### Task instructions
List each line of the data that holds the string "Users", please.

### Supplied material
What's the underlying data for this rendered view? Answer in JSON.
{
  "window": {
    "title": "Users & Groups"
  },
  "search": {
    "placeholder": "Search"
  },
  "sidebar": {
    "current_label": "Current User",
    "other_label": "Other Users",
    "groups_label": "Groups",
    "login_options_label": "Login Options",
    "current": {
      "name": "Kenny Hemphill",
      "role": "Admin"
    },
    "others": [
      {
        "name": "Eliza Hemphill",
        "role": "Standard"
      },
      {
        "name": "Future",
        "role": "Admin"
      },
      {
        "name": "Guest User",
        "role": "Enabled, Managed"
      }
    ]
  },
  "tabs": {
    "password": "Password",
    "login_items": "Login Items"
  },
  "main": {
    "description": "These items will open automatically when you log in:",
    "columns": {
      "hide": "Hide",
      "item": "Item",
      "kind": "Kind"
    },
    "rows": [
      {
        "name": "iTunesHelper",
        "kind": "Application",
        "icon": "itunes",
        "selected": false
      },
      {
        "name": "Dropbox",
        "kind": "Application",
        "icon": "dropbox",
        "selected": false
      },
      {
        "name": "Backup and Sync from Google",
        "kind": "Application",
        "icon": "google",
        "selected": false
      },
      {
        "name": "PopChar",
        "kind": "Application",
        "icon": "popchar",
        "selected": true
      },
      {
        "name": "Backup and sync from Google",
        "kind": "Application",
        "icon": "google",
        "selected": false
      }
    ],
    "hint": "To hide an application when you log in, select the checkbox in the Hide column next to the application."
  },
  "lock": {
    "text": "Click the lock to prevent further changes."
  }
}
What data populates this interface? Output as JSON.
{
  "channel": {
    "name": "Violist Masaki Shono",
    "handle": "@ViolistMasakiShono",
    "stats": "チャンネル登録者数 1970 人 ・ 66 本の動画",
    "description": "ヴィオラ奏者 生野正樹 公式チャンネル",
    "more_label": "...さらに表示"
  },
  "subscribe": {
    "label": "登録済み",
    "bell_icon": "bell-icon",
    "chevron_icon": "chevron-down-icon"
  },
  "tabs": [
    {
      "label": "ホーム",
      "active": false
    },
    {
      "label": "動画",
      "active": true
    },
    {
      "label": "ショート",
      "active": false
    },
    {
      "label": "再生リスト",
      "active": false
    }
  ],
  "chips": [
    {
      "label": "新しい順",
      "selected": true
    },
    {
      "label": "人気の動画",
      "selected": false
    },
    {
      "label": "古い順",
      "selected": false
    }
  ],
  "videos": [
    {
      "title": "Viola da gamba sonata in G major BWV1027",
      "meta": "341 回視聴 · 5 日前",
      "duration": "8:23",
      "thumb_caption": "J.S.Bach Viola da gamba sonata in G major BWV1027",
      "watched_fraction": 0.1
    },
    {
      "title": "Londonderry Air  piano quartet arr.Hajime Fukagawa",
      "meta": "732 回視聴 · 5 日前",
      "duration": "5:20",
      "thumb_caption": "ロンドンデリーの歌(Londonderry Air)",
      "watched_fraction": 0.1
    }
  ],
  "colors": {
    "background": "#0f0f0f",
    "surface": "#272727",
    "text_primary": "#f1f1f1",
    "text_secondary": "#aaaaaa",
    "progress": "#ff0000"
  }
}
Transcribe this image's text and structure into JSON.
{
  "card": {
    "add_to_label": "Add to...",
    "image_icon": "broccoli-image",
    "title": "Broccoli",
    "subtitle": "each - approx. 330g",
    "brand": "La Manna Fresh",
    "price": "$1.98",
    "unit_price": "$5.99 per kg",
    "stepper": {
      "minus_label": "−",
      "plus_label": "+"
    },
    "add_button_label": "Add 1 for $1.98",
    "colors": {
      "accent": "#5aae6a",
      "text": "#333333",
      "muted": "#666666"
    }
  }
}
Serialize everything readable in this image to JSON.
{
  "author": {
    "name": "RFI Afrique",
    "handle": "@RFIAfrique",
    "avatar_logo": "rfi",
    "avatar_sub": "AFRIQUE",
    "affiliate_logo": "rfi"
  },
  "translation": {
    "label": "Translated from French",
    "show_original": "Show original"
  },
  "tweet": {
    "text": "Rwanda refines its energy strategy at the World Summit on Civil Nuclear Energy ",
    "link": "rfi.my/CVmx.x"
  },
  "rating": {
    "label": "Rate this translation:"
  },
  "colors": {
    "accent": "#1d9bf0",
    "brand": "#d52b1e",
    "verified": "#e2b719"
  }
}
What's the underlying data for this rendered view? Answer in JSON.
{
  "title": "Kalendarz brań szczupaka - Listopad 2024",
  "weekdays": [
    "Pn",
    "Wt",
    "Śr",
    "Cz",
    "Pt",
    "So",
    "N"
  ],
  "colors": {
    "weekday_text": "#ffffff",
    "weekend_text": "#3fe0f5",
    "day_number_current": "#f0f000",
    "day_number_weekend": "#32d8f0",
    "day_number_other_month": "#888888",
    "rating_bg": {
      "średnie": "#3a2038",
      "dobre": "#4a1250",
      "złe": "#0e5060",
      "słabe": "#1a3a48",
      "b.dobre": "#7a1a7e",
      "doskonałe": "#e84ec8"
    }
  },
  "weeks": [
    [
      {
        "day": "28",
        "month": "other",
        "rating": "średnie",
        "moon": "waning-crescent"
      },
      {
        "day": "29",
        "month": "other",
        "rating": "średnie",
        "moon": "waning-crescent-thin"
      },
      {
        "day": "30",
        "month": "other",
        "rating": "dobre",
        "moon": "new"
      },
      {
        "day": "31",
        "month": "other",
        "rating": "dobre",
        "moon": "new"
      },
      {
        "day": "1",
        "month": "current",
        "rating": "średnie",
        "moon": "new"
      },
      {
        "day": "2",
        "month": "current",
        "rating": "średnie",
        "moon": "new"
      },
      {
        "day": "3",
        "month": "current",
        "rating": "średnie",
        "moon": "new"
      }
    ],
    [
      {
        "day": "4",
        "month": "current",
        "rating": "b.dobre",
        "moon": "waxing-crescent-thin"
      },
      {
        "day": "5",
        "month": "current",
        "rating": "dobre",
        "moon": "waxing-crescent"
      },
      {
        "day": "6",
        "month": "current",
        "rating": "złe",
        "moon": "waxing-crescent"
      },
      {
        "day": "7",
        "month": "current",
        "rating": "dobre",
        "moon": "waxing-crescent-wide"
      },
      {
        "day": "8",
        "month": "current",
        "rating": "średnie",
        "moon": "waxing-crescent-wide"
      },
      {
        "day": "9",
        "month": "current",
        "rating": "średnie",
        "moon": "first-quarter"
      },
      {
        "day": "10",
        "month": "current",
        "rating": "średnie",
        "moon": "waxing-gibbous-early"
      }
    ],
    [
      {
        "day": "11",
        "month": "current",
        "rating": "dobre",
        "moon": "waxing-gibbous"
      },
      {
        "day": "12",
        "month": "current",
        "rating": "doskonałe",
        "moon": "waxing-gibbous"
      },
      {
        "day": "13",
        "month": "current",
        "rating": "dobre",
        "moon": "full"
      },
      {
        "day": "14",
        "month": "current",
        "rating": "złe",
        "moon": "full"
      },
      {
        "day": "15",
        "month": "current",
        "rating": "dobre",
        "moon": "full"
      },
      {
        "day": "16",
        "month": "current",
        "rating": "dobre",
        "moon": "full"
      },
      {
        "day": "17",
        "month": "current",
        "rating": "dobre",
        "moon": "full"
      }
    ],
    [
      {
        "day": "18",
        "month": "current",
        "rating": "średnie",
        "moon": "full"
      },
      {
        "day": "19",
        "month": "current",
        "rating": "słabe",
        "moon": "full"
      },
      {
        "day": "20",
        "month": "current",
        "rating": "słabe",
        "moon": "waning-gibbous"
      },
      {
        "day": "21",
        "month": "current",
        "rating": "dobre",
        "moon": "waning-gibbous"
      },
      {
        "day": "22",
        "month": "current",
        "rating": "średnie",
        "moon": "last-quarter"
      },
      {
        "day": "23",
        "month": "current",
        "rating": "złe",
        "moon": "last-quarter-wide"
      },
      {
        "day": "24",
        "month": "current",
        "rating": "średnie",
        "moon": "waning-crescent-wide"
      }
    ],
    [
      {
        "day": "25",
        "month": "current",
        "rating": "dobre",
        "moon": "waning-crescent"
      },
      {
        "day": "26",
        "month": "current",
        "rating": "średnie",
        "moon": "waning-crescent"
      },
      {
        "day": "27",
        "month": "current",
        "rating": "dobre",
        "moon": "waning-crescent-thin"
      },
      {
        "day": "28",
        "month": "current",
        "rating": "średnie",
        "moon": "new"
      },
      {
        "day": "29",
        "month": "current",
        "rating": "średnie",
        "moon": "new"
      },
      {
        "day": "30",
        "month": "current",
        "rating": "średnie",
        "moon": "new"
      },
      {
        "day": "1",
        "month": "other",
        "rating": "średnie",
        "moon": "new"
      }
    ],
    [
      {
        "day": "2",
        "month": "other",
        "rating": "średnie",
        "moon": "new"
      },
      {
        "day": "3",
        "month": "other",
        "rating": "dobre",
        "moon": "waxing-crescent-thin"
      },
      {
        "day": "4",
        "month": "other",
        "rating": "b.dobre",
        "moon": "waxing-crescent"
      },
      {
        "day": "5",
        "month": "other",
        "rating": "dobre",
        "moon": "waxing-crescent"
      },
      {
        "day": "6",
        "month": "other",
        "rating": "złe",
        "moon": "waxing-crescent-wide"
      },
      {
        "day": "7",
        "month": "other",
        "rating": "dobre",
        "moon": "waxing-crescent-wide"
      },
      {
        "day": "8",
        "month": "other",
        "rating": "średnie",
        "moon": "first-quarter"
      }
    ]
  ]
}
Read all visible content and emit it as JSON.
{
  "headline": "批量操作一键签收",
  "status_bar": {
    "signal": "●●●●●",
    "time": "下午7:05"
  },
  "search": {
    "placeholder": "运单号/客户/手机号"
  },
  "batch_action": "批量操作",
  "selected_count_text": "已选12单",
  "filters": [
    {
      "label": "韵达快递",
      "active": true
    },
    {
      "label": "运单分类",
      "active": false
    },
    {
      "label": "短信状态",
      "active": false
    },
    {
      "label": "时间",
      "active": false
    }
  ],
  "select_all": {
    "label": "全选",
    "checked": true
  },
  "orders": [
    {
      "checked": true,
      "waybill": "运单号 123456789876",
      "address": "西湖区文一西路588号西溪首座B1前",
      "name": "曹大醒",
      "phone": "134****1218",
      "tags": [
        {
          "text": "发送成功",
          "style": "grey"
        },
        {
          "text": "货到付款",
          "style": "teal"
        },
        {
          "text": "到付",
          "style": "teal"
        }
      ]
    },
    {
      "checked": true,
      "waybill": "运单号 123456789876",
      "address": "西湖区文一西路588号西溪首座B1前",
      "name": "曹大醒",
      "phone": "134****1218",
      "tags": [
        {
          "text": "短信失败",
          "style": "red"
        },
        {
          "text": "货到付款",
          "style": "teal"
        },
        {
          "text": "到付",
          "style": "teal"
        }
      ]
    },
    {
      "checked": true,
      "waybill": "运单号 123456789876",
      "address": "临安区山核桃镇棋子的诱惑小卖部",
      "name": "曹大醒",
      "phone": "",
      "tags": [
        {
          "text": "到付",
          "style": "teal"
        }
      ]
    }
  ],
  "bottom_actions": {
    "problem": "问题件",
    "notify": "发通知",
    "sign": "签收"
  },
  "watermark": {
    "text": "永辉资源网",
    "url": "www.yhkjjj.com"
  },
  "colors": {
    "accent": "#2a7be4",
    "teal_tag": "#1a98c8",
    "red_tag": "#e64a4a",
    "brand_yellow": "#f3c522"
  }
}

### Task answer
    "title": "Users & Groups"
    "other_label": "Other Users",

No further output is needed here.